A block of data
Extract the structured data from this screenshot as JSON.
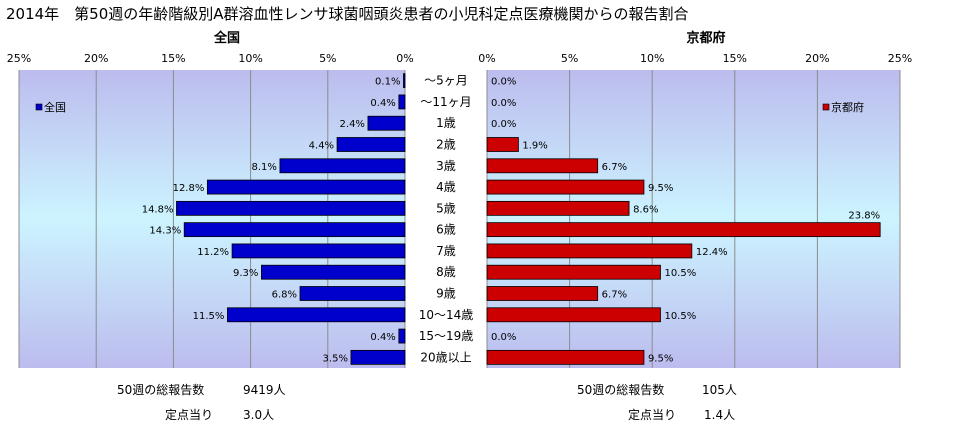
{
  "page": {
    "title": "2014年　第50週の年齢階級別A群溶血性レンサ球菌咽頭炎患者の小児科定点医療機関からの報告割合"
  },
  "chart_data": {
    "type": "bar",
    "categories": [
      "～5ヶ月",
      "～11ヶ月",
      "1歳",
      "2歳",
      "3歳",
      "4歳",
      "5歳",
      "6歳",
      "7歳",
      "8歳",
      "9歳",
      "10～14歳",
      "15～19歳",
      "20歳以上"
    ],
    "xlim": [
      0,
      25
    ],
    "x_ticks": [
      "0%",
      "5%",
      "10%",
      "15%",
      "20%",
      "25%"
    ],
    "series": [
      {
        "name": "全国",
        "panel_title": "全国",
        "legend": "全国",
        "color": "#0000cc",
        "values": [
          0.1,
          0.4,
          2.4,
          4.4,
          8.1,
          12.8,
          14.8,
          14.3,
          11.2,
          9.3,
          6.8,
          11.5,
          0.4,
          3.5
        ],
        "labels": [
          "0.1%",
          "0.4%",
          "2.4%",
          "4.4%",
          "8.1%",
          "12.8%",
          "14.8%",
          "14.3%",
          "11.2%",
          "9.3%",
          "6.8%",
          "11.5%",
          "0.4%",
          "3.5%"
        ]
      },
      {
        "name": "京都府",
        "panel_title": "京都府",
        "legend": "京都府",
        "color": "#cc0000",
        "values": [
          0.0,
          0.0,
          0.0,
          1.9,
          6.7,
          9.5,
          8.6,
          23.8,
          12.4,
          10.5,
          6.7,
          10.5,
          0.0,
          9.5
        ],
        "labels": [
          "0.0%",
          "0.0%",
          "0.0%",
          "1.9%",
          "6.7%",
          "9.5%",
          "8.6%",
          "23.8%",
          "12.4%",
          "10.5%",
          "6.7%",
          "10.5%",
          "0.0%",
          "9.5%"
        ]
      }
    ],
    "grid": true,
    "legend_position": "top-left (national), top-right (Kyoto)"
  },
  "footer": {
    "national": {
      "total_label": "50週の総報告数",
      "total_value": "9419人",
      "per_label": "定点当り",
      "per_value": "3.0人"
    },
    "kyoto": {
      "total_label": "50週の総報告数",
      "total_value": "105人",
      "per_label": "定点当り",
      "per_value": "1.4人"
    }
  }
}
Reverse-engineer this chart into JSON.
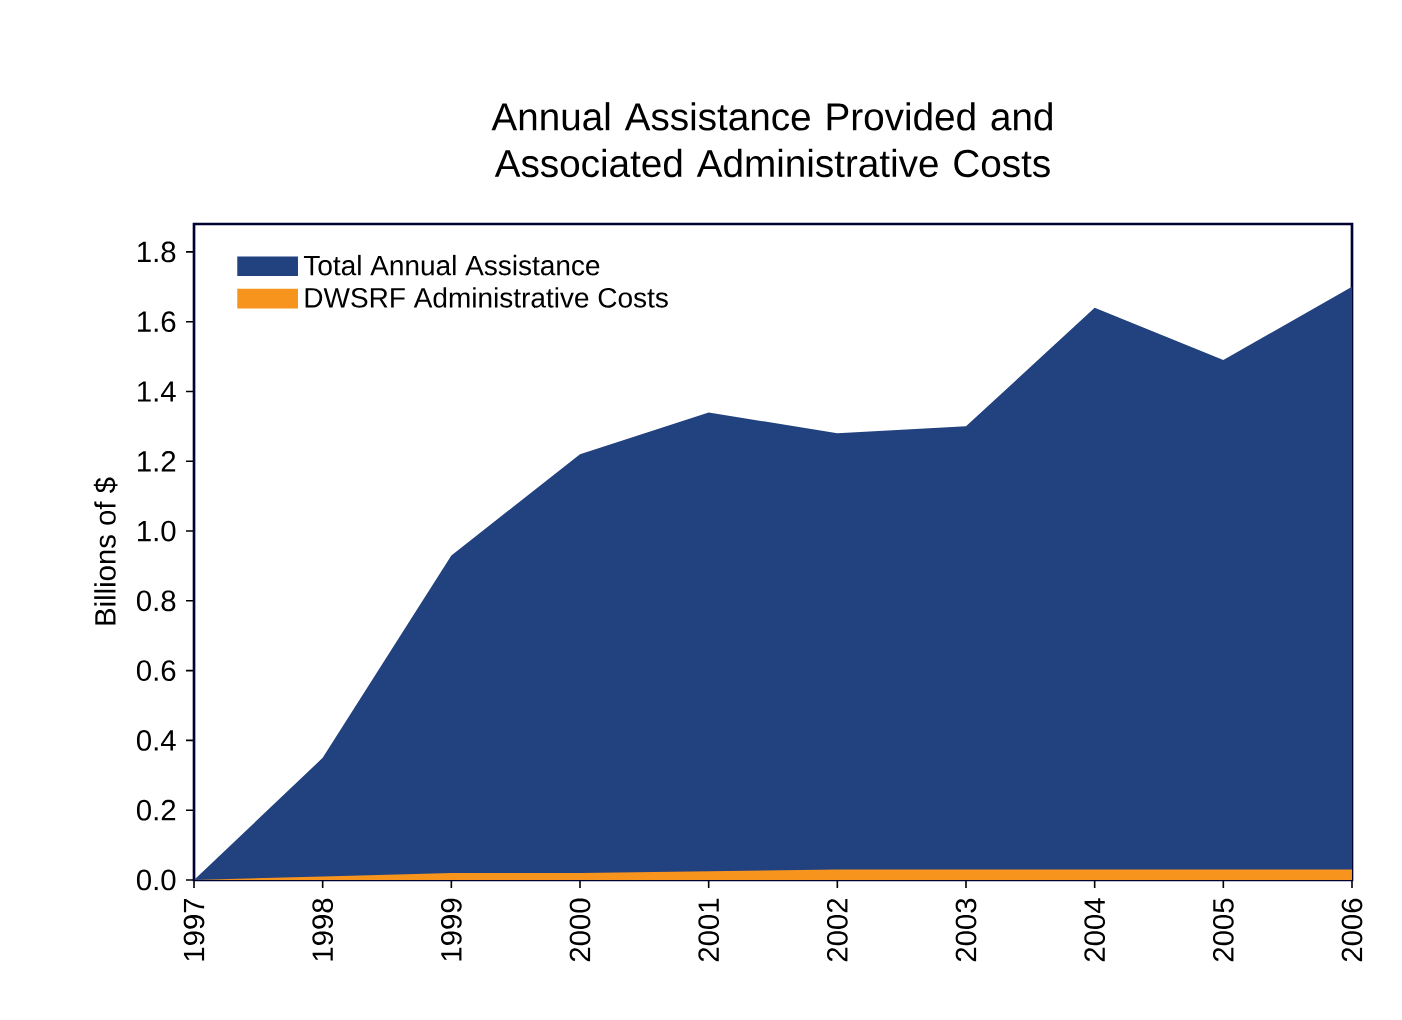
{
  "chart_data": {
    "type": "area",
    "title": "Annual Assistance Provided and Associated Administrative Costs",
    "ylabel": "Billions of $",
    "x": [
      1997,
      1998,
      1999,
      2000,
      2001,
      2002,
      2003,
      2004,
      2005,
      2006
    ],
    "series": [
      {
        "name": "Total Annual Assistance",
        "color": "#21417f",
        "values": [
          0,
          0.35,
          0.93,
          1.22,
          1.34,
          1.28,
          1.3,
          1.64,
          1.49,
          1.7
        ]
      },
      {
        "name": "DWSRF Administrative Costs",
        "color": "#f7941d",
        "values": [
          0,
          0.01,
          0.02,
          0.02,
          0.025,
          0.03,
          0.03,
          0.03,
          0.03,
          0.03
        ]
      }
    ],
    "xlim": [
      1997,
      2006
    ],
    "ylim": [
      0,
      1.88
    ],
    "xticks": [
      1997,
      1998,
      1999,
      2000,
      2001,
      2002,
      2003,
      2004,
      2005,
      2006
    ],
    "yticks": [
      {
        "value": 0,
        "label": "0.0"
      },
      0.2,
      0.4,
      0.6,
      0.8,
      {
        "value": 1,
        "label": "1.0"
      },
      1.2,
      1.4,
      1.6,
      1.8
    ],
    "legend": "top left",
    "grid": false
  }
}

→ **Request**
Filter the records, keeping only lines that contain "Assistance", and show those lines.

→ **Solved exercise**
    "title": "Annual Assistance Provided and Associated Administrative Costs",
        "name": "Total Annual Assistance",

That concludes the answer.